Dataset items:

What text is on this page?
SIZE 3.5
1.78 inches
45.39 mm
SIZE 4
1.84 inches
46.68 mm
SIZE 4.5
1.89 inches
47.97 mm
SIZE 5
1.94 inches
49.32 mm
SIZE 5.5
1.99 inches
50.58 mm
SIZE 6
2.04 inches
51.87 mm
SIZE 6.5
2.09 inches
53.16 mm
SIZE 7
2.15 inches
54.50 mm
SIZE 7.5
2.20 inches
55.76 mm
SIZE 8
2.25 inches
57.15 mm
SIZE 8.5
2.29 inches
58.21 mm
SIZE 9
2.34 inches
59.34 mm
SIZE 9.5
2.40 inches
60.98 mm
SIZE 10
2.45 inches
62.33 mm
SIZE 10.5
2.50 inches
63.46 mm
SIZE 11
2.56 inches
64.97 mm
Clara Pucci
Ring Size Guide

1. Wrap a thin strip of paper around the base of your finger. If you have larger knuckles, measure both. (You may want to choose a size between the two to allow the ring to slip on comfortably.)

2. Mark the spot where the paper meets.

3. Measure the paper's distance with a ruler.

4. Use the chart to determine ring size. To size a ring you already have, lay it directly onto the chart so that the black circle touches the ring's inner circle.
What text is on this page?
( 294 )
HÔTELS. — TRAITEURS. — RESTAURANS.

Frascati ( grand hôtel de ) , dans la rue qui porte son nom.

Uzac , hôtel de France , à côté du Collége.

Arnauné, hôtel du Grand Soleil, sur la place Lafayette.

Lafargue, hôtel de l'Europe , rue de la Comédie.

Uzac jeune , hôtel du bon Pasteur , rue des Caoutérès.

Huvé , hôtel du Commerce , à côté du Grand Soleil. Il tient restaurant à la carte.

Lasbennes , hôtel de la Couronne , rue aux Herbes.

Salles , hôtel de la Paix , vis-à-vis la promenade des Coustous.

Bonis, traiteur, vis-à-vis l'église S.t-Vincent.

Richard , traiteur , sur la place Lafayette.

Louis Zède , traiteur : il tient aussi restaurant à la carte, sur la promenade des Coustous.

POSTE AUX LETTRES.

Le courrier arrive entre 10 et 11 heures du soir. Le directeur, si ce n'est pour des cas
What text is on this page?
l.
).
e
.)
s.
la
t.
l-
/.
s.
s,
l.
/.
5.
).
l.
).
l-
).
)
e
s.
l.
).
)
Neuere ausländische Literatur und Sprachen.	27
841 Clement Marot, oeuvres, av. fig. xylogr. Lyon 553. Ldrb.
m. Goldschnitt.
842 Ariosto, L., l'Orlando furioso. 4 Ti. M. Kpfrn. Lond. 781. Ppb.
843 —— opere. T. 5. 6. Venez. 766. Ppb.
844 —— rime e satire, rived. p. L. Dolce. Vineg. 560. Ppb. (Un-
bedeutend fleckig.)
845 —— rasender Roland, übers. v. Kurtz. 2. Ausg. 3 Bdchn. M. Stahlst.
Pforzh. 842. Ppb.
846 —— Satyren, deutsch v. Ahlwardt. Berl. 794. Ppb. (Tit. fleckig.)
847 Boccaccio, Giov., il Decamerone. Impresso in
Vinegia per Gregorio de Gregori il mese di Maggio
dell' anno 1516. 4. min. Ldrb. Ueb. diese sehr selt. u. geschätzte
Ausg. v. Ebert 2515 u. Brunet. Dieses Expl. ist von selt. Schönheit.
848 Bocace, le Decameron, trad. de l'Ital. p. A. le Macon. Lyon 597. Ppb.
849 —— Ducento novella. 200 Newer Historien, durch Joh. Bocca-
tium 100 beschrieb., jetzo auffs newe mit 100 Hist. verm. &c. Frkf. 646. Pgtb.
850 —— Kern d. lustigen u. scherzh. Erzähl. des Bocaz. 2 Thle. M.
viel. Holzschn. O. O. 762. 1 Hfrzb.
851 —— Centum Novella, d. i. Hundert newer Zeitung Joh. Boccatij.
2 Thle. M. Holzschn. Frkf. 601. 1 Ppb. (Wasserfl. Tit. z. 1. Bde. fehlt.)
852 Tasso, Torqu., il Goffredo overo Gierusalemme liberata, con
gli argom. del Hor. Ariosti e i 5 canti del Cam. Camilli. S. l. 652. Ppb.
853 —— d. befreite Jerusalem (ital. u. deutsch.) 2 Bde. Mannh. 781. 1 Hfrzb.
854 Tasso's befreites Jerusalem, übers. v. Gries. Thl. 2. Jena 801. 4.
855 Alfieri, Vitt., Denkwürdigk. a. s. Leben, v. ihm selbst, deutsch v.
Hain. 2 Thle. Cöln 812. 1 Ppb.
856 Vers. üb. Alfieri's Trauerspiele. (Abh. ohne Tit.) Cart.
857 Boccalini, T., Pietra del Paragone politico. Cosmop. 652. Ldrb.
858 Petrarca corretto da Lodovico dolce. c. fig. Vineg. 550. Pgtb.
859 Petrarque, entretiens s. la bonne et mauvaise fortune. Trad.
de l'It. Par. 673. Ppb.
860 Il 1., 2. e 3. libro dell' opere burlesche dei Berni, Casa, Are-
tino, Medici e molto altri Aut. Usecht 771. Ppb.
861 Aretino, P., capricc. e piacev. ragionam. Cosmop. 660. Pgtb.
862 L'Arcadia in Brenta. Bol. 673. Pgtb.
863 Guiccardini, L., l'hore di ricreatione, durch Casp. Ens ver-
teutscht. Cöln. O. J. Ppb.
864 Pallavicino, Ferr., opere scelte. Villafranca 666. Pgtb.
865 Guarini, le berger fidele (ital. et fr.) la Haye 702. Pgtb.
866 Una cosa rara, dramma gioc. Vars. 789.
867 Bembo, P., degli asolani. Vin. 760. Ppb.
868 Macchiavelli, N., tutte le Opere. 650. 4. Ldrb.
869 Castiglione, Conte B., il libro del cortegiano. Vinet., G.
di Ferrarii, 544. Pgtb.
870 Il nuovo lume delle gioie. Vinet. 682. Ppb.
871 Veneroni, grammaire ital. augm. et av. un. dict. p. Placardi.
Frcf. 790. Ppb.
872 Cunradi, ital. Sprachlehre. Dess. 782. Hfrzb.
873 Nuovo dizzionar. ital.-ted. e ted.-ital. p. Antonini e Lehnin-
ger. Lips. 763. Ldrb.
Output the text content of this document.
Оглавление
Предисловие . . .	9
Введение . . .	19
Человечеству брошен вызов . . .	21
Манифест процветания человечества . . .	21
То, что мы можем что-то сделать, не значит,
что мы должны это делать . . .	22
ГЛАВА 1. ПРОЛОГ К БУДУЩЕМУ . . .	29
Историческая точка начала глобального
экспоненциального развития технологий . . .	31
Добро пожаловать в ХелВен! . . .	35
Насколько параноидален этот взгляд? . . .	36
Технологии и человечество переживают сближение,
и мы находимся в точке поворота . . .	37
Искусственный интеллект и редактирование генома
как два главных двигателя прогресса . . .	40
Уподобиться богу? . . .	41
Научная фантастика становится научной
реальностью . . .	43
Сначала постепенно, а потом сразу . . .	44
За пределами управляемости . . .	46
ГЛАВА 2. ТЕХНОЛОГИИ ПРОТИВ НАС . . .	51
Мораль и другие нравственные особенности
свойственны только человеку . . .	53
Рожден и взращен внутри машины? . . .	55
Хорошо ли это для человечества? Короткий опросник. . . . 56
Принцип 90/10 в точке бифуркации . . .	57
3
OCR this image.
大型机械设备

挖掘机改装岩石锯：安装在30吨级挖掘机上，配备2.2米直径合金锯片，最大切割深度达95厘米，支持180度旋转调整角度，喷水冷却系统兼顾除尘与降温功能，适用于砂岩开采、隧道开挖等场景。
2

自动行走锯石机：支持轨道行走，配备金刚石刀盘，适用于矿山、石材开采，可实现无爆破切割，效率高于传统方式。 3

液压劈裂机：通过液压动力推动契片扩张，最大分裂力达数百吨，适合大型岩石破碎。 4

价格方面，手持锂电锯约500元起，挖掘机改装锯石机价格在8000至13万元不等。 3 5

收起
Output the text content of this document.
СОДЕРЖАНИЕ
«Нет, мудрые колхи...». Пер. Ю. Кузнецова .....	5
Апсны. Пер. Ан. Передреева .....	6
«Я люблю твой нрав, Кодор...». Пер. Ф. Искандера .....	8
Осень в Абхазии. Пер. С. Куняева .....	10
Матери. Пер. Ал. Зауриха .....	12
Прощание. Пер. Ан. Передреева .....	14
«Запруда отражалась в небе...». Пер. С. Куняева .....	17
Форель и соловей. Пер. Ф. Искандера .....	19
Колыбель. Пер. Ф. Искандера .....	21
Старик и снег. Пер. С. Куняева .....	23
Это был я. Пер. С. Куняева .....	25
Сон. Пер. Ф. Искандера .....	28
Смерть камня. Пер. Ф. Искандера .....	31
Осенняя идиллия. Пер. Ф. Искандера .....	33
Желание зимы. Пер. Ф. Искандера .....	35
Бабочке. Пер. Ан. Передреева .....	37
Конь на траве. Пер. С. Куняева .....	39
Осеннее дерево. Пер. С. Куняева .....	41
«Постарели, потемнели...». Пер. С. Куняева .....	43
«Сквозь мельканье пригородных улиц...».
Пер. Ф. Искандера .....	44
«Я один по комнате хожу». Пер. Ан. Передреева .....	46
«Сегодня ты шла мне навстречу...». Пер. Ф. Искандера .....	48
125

> [YOUR OBJECTIVE] Each line in the entries above that includes the string "ГЛАВА" should be extracted.

> [RESULT OF THIS EXERCISE]
ГЛАВА 1. ПРОЛОГ К БУДУЩЕМУ . . .	29
ГЛАВА 2. ТЕХНОЛОГИИ ПРОТИВ НАС . . .	51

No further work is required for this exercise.